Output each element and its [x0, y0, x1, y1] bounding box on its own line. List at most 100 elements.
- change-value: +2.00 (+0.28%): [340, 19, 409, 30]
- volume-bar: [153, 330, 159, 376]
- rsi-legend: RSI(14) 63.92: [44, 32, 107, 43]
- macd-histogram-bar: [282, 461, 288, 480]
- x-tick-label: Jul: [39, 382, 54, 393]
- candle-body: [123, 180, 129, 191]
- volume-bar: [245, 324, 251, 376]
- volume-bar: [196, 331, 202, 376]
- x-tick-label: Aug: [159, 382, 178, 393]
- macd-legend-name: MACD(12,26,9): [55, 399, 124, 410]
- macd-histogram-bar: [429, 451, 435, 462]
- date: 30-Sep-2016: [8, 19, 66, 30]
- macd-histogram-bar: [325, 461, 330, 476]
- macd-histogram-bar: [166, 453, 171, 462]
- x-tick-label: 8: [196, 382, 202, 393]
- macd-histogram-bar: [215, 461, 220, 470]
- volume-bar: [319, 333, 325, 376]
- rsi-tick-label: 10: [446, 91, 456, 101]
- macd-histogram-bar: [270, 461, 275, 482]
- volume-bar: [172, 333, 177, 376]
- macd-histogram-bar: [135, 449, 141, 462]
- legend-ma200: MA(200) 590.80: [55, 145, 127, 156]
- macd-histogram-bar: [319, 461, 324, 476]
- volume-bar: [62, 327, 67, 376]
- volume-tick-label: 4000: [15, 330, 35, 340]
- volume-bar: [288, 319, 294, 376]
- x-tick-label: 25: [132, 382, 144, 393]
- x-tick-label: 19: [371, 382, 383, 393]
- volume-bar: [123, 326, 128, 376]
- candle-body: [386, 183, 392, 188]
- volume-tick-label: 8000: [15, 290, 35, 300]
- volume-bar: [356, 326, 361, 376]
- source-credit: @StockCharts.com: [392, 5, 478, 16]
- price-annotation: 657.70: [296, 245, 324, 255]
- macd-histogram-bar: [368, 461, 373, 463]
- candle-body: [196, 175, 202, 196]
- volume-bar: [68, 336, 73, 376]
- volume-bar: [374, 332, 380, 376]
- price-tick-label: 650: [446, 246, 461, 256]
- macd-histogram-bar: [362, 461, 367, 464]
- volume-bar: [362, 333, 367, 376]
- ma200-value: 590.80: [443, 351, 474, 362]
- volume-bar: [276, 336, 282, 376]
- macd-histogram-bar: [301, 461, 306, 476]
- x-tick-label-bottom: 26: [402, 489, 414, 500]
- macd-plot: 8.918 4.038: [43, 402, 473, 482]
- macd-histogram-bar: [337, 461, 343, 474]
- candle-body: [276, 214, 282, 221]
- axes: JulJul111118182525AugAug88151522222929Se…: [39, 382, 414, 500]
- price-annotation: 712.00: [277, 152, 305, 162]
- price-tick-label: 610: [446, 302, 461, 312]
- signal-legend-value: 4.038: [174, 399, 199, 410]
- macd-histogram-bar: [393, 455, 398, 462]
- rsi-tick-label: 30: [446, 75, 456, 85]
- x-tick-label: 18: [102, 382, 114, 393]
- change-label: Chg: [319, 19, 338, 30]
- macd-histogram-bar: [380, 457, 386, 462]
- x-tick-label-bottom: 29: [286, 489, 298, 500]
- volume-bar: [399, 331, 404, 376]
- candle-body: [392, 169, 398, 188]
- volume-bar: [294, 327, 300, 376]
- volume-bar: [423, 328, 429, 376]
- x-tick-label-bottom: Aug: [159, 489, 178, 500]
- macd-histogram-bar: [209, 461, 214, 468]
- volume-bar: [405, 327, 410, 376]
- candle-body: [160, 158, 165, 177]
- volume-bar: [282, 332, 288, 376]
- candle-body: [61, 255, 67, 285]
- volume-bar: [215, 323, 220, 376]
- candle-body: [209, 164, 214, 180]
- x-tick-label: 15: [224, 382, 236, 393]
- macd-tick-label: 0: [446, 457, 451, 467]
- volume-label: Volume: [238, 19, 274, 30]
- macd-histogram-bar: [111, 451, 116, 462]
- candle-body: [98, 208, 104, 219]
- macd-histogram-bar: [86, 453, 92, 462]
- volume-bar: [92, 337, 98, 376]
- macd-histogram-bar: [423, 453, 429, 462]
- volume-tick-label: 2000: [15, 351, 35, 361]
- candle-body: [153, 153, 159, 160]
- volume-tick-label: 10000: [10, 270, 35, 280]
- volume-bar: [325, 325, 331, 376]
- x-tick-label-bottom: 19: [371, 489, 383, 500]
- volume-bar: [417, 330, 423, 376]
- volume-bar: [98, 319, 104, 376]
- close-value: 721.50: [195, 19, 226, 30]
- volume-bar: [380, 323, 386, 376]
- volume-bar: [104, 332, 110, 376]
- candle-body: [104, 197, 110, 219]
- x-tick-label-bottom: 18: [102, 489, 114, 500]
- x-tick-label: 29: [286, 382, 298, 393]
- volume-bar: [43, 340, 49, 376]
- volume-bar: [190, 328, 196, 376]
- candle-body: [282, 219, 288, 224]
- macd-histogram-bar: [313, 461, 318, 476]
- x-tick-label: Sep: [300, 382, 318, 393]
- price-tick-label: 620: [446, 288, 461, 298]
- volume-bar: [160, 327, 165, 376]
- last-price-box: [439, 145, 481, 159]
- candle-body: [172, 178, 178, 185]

- - -

# Aim of the exercise:
Update the listing so that each "candle-body" reads "candle-rect", keeping all other text and coordinates as they are.

# Output for this exercise:
Output each element and its [x0, y0, x1, y1] bounding box on its own line. List at most 100 elements.
- change-value: +2.00 (+0.28%): [340, 19, 409, 30]
- volume-bar: [153, 330, 159, 376]
- rsi-legend: RSI(14) 63.92: [44, 32, 107, 43]
- macd-histogram-bar: [282, 461, 288, 480]
- x-tick-label: Jul: [39, 382, 54, 393]
- candle-rect: [123, 180, 129, 191]
- volume-bar: [245, 324, 251, 376]
- volume-bar: [196, 331, 202, 376]
- x-tick-label: Aug: [159, 382, 178, 393]
- macd-legend-name: MACD(12,26,9): [55, 399, 124, 410]
- macd-histogram-bar: [429, 451, 435, 462]
- date: 30-Sep-2016: [8, 19, 66, 30]
- macd-histogram-bar: [325, 461, 330, 476]
- macd-histogram-bar: [166, 453, 171, 462]
- x-tick-label: 8: [196, 382, 202, 393]
- macd-histogram-bar: [215, 461, 220, 470]
- volume-bar: [319, 333, 325, 376]
- rsi-tick-label: 10: [446, 91, 456, 101]
- macd-histogram-bar: [270, 461, 275, 482]
- volume-bar: [172, 333, 177, 376]
- macd-histogram-bar: [135, 449, 141, 462]
- legend-ma200: MA(200) 590.80: [55, 145, 127, 156]
- macd-histogram-bar: [319, 461, 324, 476]
- volume-bar: [62, 327, 67, 376]
- volume-tick-label: 4000: [15, 330, 35, 340]
- volume-bar: [288, 319, 294, 376]
- x-tick-label: 25: [132, 382, 144, 393]
- x-tick-label: 19: [371, 382, 383, 393]
- volume-bar: [123, 326, 128, 376]
- candle-rect: [386, 183, 392, 188]
- volume-tick-label: 8000: [15, 290, 35, 300]
- volume-bar: [356, 326, 361, 376]
- source-credit: @StockCharts.com: [392, 5, 478, 16]
- price-annotation: 657.70: [296, 245, 324, 255]
- macd-histogram-bar: [368, 461, 373, 463]
- candle-rect: [196, 175, 202, 196]
- volume-bar: [68, 336, 73, 376]
- volume-bar: [374, 332, 380, 376]
- price-tick-label: 650: [446, 246, 461, 256]
- macd-histogram-bar: [362, 461, 367, 464]
- volume-bar: [362, 333, 367, 376]
- ma200-value: 590.80: [443, 351, 474, 362]
- volume-bar: [276, 336, 282, 376]
- macd-histogram-bar: [301, 461, 306, 476]
- x-tick-label-bottom: 26: [402, 489, 414, 500]
- macd-plot: 8.918 4.038: [43, 402, 473, 482]
- macd-histogram-bar: [337, 461, 343, 474]
- candle-rect: [276, 214, 282, 221]
- axes: JulJul111118182525AugAug88151522222929Se…: [39, 382, 414, 500]
- price-annotation: 712.00: [277, 152, 305, 162]
- price-tick-label: 610: [446, 302, 461, 312]
- signal-legend-value: 4.038: [174, 399, 199, 410]
- macd-histogram-bar: [393, 455, 398, 462]
- rsi-tick-label: 30: [446, 75, 456, 85]
- x-tick-label: 18: [102, 382, 114, 393]
- change-label: Chg: [319, 19, 338, 30]
- macd-histogram-bar: [380, 457, 386, 462]
- x-tick-label-bottom: 29: [286, 489, 298, 500]
- volume-bar: [399, 331, 404, 376]
- candle-rect: [392, 169, 398, 188]
- volume-bar: [294, 327, 300, 376]
- volume-bar: [423, 328, 429, 376]
- x-tick-label-bottom: Aug: [159, 489, 178, 500]
- macd-histogram-bar: [209, 461, 214, 468]
- volume-bar: [405, 327, 410, 376]
- candle-rect: [160, 158, 165, 177]
- volume-bar: [282, 332, 288, 376]
- candle-rect: [61, 255, 67, 285]
- volume-bar: [215, 323, 220, 376]
- candle-rect: [209, 164, 214, 180]
- x-tick-label: 15: [224, 382, 236, 393]
- macd-tick-label: 0: [446, 457, 451, 467]
- volume-label: Volume: [238, 19, 274, 30]
- macd-histogram-bar: [111, 451, 116, 462]
- candle-rect: [98, 208, 104, 219]
- macd-histogram-bar: [86, 453, 92, 462]
- volume-bar: [92, 337, 98, 376]
- macd-histogram-bar: [423, 453, 429, 462]
- volume-tick-label: 2000: [15, 351, 35, 361]
- candle-rect: [153, 153, 159, 160]
- volume-tick-label: 10000: [10, 270, 35, 280]
- volume-bar: [325, 325, 331, 376]
- x-tick-label-bottom: 19: [371, 489, 383, 500]
- volume-bar: [417, 330, 423, 376]
- volume-bar: [98, 319, 104, 376]
- close-value: 721.50: [195, 19, 226, 30]
- volume-bar: [380, 323, 386, 376]
- volume-bar: [104, 332, 110, 376]
- candle-rect: [104, 197, 110, 219]
- x-tick-label-bottom: 18: [102, 489, 114, 500]
- x-tick-label: 29: [286, 382, 298, 393]
- volume-bar: [43, 340, 49, 376]
- volume-bar: [190, 328, 196, 376]
- candle-rect: [282, 219, 288, 224]
- macd-histogram-bar: [313, 461, 318, 476]
- x-tick-label: Sep: [300, 382, 318, 393]
- price-tick-label: 620: [446, 288, 461, 298]
- volume-bar: [160, 327, 165, 376]
- last-price-box: [439, 145, 481, 159]
- candle-rect: [172, 178, 178, 185]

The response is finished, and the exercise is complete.